• _Tarea a realizar_:
Copia literalmente el fragmento del texto sobre el periodismo que va desde "En el periodismo" hasta "a la renuncia.".

• _Fragmento del texto_:
================================

En el periodismo de esta era neobarroca, como en el devaluado cine superheroico, los escándalos tapan a los escándalos, los lodazales a los lodazales, y los grandes finales se suceden unos a otros como en una película o una sinfonía que no sabe cerrar su propio discurso, porque todo ha perdido la proporción. El consumidor de periodismo no se conmueve, solo se hastía, proceso inmediatamente anterior a la renuncia.
Lo tremendo no necesita de subrayados porque se explica solo. Lo saben los buenos periodistas de sucesos: cuanto más truculento, trágico o arrasador es un acontecimiento, un accidente o un crimen, menos adjetivación requiere su crónica. A lo que habla por sí mismo no se le ponen intérpretes. Pero la sucesión de lo tremebundo solo genera estrés colectivo. Si al “mayor caso de corrupción de la democracia” lo sigue la “mayor crisis económica”, la “peor catástrofe natural”, “el escándalo definitivo”, “las palabras más infames”..., el ciudadano vive en estado de alarma permanente, atrapado en un bucle de urgencias. Y este presente de pandemias, eventos climáticos catastróficos y colapso del orden mundial multilateral, no necesita que unas filtraciones a la prensa o unos comisionistas ministeriales, tan habituales y ordinarios como que el sol salga cada día, reciban el mismo tratamiento que un genocidio que marcará para siempre el destino de una región del mundo.

================================

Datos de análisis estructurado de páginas
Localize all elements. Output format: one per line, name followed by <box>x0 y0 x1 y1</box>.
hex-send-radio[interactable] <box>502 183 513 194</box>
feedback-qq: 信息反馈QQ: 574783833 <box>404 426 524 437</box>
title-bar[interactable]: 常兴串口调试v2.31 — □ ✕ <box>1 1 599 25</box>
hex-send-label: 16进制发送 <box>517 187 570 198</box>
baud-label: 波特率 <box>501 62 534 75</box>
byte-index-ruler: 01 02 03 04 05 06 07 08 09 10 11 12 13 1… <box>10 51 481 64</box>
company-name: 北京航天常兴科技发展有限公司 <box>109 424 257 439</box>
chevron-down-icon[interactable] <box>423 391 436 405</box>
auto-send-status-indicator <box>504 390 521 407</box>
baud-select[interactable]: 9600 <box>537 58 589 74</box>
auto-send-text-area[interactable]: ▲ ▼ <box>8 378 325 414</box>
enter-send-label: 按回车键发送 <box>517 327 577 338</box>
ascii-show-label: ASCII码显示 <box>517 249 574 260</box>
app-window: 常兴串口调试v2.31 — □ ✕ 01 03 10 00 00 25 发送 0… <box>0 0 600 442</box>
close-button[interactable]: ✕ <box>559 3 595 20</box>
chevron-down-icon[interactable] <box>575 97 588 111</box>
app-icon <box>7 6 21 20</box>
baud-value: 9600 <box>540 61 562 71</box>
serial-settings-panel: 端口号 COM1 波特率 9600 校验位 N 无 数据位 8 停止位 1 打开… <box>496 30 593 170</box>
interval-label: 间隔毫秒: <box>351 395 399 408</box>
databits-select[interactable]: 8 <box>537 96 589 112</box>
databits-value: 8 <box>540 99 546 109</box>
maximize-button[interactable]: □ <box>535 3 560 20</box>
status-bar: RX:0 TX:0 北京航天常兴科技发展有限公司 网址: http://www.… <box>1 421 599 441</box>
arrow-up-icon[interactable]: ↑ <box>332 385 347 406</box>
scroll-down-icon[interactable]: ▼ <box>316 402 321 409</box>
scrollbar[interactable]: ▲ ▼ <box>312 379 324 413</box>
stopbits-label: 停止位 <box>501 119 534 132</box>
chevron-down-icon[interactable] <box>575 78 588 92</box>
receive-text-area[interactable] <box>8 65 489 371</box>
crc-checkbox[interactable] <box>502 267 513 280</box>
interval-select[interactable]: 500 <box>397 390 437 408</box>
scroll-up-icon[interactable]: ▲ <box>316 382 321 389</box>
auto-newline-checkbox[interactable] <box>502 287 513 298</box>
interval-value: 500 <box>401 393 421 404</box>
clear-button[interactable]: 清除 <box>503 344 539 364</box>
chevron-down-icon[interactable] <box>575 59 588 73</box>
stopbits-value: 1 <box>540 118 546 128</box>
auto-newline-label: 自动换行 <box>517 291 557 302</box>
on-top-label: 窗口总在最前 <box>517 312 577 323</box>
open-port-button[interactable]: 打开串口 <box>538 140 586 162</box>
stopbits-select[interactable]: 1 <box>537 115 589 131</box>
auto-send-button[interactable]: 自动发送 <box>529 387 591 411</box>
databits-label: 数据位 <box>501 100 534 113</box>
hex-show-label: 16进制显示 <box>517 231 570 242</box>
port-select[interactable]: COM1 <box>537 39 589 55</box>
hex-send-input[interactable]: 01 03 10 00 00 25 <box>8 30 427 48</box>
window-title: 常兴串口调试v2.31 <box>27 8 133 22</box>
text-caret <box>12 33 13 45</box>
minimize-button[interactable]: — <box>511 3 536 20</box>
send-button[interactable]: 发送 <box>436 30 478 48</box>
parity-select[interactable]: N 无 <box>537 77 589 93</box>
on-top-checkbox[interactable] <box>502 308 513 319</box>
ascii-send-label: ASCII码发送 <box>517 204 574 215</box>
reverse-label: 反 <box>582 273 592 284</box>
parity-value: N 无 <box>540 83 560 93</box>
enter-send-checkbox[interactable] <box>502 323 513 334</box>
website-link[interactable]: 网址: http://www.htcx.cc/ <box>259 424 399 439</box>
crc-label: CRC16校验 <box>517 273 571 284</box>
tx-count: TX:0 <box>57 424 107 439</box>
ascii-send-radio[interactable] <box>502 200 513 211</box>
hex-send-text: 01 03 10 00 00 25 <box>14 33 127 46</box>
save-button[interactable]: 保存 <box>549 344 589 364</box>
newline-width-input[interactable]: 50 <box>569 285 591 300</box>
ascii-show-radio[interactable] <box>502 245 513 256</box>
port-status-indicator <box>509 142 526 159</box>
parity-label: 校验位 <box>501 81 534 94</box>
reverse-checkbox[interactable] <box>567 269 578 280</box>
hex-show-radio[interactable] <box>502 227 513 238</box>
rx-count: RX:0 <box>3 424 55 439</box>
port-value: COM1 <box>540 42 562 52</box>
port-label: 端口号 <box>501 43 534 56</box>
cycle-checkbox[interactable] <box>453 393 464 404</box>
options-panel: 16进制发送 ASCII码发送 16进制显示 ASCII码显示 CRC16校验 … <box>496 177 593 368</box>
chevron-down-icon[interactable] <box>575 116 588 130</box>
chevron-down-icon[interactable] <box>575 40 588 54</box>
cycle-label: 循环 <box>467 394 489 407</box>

================================

• _Respuesta del ejercicio_:
En el periodismo de esta era neobarroca, como en el devaluado cine superheroico, los escándalos tapan a los escándalos, los lodazales a los lodazales, y los grandes finales se suceden unos a otros como en una película o una sinfonía que no sabe cerrar su propio discurso, porque todo ha perdido la proporción. El consumidor de periodismo no se conmueve, solo se hastía, proceso inmediatamente anterior a la renuncia.